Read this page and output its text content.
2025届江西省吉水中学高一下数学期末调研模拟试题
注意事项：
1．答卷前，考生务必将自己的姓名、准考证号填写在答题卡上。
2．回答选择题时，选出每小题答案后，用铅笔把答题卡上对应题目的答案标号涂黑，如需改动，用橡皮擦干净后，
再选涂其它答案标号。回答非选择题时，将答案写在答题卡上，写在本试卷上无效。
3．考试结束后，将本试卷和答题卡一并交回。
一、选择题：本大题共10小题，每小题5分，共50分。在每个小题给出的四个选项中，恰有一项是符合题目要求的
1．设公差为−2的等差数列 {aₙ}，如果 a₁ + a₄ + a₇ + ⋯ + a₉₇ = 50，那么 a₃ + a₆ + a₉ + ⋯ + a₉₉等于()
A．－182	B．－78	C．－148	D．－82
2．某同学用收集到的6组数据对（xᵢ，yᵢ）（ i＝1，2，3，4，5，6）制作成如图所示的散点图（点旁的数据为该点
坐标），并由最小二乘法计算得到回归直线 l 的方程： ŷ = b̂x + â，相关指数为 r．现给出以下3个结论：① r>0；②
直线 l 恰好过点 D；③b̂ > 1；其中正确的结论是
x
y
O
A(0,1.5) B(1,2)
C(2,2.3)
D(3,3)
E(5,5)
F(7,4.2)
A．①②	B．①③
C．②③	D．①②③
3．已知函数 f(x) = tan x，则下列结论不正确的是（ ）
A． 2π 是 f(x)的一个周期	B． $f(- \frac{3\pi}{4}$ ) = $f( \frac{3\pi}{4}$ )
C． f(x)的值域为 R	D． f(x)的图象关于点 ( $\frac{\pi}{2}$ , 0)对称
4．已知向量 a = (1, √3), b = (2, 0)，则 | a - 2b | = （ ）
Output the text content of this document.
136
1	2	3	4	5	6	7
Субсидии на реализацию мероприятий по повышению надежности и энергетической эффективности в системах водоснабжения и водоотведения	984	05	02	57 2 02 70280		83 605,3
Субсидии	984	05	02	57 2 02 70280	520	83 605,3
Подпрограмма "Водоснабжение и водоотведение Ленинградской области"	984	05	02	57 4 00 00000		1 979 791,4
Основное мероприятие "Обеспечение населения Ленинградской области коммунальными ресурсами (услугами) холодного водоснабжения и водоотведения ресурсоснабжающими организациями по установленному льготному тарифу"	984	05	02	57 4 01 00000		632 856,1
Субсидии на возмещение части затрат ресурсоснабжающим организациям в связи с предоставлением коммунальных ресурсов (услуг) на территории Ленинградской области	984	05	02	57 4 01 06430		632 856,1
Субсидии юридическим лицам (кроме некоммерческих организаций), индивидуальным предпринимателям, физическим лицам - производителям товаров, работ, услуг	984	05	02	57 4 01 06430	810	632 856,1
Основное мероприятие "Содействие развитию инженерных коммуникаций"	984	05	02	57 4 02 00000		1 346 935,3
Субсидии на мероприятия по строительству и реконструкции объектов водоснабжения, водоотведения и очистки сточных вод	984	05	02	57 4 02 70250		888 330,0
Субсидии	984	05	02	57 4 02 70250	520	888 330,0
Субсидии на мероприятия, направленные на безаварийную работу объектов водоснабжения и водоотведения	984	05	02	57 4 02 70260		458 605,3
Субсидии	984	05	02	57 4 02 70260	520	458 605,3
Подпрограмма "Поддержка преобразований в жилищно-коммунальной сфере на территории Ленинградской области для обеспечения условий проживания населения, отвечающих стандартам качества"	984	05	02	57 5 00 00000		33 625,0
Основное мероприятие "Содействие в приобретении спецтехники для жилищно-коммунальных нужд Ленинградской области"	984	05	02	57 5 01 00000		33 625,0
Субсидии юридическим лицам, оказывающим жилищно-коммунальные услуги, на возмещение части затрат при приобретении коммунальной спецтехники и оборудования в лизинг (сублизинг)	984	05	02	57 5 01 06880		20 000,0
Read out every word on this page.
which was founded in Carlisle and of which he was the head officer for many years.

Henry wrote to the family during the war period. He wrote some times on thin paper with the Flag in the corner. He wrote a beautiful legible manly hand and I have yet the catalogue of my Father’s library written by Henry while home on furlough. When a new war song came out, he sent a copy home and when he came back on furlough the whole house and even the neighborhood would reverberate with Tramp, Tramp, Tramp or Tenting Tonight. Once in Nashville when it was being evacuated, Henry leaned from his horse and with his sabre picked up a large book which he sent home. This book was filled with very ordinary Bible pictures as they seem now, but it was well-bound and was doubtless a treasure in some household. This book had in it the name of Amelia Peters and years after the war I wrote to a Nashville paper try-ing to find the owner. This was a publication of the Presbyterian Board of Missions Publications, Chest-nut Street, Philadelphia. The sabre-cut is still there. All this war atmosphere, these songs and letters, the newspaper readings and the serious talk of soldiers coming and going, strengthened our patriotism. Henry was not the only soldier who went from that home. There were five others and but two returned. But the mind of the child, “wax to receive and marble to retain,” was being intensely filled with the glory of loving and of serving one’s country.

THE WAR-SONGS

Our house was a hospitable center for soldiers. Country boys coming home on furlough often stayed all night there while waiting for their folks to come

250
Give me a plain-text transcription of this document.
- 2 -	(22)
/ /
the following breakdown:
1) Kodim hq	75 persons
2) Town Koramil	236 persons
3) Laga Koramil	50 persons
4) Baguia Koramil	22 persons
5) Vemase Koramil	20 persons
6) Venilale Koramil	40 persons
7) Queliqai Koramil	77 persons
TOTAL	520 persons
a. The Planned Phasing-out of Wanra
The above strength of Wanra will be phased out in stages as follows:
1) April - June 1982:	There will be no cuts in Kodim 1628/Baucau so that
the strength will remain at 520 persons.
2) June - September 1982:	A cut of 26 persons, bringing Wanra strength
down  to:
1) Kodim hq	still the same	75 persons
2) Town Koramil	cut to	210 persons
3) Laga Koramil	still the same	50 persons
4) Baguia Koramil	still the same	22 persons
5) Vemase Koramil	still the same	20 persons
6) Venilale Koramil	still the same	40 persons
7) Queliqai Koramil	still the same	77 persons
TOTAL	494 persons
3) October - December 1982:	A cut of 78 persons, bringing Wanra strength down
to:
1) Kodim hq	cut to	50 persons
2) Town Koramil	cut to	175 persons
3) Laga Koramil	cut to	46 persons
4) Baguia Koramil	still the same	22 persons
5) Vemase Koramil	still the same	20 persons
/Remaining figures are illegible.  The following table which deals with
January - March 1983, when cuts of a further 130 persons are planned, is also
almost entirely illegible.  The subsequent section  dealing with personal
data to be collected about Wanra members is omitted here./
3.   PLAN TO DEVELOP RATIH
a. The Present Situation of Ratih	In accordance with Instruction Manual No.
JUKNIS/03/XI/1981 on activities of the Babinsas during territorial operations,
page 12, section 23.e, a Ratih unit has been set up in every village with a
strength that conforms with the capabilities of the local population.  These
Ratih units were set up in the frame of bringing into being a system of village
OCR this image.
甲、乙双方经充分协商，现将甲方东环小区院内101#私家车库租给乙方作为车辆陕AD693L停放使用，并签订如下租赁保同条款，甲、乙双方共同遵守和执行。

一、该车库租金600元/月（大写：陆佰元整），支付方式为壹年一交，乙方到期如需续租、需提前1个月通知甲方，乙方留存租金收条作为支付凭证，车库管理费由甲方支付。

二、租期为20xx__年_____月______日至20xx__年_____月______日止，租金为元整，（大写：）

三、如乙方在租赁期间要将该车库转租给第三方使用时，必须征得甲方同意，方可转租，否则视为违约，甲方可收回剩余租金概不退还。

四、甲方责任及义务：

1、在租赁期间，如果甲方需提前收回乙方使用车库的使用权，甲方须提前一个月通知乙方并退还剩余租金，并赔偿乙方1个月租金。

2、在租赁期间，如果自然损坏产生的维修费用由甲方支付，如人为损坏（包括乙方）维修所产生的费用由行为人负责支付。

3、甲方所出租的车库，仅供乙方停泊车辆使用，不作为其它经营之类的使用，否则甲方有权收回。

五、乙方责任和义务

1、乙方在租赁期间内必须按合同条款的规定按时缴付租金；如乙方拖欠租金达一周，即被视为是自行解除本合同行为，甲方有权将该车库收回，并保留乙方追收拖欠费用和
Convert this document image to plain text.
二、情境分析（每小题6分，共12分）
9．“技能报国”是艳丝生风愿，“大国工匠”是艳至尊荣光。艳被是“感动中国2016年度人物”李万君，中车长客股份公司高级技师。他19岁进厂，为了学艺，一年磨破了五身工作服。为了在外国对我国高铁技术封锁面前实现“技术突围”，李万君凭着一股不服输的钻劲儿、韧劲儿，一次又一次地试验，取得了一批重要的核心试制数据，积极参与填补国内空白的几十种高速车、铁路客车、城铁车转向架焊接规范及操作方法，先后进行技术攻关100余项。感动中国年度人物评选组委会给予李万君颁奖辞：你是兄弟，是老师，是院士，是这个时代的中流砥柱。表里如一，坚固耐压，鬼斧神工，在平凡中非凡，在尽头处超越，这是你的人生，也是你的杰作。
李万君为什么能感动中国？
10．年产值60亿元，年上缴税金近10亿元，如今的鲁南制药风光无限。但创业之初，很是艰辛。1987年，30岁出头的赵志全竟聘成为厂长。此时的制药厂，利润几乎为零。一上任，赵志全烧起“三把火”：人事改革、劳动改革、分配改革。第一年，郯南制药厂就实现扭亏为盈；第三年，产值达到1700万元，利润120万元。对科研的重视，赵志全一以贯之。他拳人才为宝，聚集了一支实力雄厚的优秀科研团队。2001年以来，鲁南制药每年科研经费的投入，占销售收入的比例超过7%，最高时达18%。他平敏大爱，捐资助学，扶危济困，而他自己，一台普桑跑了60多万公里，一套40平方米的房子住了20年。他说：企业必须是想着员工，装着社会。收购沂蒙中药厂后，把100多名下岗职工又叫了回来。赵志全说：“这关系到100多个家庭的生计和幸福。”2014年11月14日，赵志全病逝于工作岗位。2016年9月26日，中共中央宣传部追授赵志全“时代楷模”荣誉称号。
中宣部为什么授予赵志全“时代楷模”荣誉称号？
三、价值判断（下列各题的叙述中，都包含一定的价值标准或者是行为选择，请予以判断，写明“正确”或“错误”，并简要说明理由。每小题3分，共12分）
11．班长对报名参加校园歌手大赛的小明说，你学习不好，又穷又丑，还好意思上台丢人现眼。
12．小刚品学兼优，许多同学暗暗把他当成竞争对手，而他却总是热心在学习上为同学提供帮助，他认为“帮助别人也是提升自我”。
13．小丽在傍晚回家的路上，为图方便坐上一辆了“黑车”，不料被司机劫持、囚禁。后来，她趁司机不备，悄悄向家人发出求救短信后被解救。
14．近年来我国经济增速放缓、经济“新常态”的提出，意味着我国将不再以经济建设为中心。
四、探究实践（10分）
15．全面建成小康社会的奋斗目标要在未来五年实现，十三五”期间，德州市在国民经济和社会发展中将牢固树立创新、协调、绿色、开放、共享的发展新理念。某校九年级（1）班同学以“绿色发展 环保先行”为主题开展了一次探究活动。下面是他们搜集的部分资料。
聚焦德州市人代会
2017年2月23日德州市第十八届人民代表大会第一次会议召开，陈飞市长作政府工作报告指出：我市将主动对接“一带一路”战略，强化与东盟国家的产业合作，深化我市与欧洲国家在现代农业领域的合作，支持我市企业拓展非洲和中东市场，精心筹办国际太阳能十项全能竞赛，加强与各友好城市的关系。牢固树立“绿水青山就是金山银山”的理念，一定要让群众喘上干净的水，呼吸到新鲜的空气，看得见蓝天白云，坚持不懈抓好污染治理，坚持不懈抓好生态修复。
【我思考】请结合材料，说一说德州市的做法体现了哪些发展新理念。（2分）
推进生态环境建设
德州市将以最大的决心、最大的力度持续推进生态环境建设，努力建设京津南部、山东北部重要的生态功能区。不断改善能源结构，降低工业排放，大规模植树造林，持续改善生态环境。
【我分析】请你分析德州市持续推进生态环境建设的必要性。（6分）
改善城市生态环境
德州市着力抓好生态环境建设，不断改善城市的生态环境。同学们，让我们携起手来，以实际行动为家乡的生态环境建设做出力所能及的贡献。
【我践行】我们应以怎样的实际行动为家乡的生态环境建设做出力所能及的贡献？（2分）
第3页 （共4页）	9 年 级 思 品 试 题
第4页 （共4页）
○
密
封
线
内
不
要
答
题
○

════

Required work —
Look for lines containing the string "image" and copy them all.

Written answer —
OCR this image.
Convert this document image to plain text.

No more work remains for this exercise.